* [Given passage]
BEGIN

于 2012/9/25 11:00, Bruce Momjian 写道:
On Tue, Sep 25, 2012 at 08:41:19AM +0800, Rural Hunter wrote:
I think the problem is on the options when I installed pgsql(both
9.1 and 9.2)
Select the locale to be used by the new database cluster.

Locale

[1] [Default locale]
[2] C
[3] POSIX
[4] zh_CN.utf8
[5] zh_HK.utf8
[6] zh_SG.utf8
[7] zh_TW.utf8
Please choose an option [1] : 4
I chose 4 instead of 1. I guess the default locale(option 1) is with dash.
Well, if you run that query on template0 in the old and new cluster, you
will see something different in the two of them.  Could you have used
default in one and a non-dash in the other.
Yes, that's true. The upgrade is fine with both fresh installs(9.1
and 9.2) with option above(without-dash). The problem only happens
when I inited the 9.2 db with default locale(I guess that one has
OK, that is good to know.  I developed the attached C program that does
the setlocale canonical test.  On Debian Squeeze, I could not see any
change:  if I pass en_US.UTF-8, I get en_US.UTF-8 returned;  if I pass
en_US.UTF8, I get en_US.UTF8 returned.  Can anyone test this and find a
case where the local is canonicalized?  Run it this way:

        $ canonical
        LC_COLLATE = 3
        LC_CTYPE = 0
        $ canonical 0 en_US.UTF8
        en_US.UTF8

We are looking for cases where the second argument produces a
non-matching locale name as output.

END

* [Dataset section]
BEGIN

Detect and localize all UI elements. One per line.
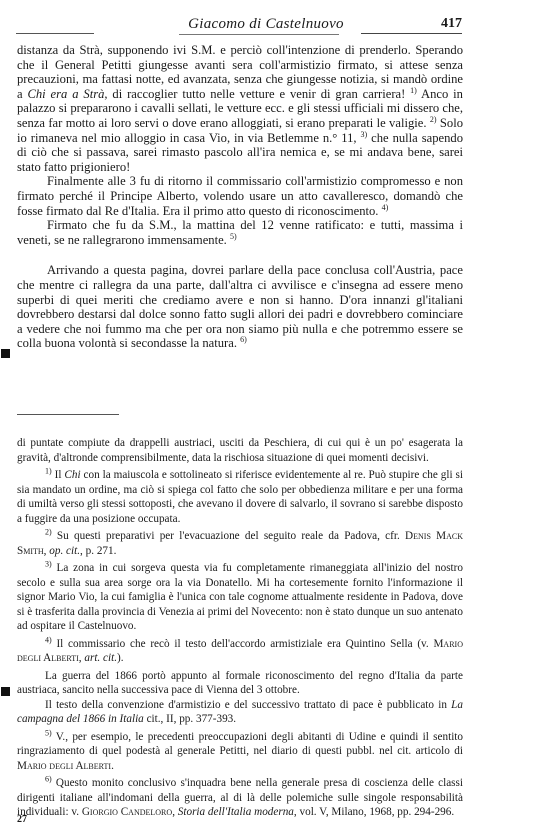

END

* [Short exercise] Can you carry on the email thread about PostgreSQL locale names from where it stops?

* [Exercise response]
It matches on my system(ubuntu 10.10 server):
$ ./canonical
LC_COLLATE = 3
LC_CTYPE = 0
$ ./canonical 0 zh_CN.UTF-8
zh_CN.UTF-8
$ ./canonical 0 zh_CN.UTF8
zh_CN.UTF8
$ ./canonical 0 zh_CN.utf8
zh_CN.utf8
$ ./canonical 0 zh_CN.utf-8
zh_CN.utf-8

I tested the checker with the patch:
$ /opt/PostgreSQL/9.2/bin/pg_upgrade -b /opt/PostgreSQL/9.1/bin -B /opt/PostgreSQL/9.2/bin -d /raid/pgsql -D /raid/pg92data -c
Performing Consistency Checks
-----------------------------
Checking current, bin, and data directories ok
Checking cluster versions ok
Checking database user is a superuser ok
Checking for prepared transactions ok
Checking for reg* system OID user data types ok
Checking for contrib/isn with bigint-passing mismatch ok

lc_collate cluster values do not match: old "zh_CN.utf8", new "zh_CN.UTF-8"
Failure, exiting

zh_CN.utf8 is provided by the installer and zh_CN.UTF-8 is my system default.

I have also attached a patch that reports the mismatching locale or
encoding names --- this should at least help with debugging and show
that a dash is the problem.

the dash). Just wondering why pg installer provides options without
dash.
No idea.




--
Sent via pgsql-hackers mailing list (pgsql-hackers@postgresql.org)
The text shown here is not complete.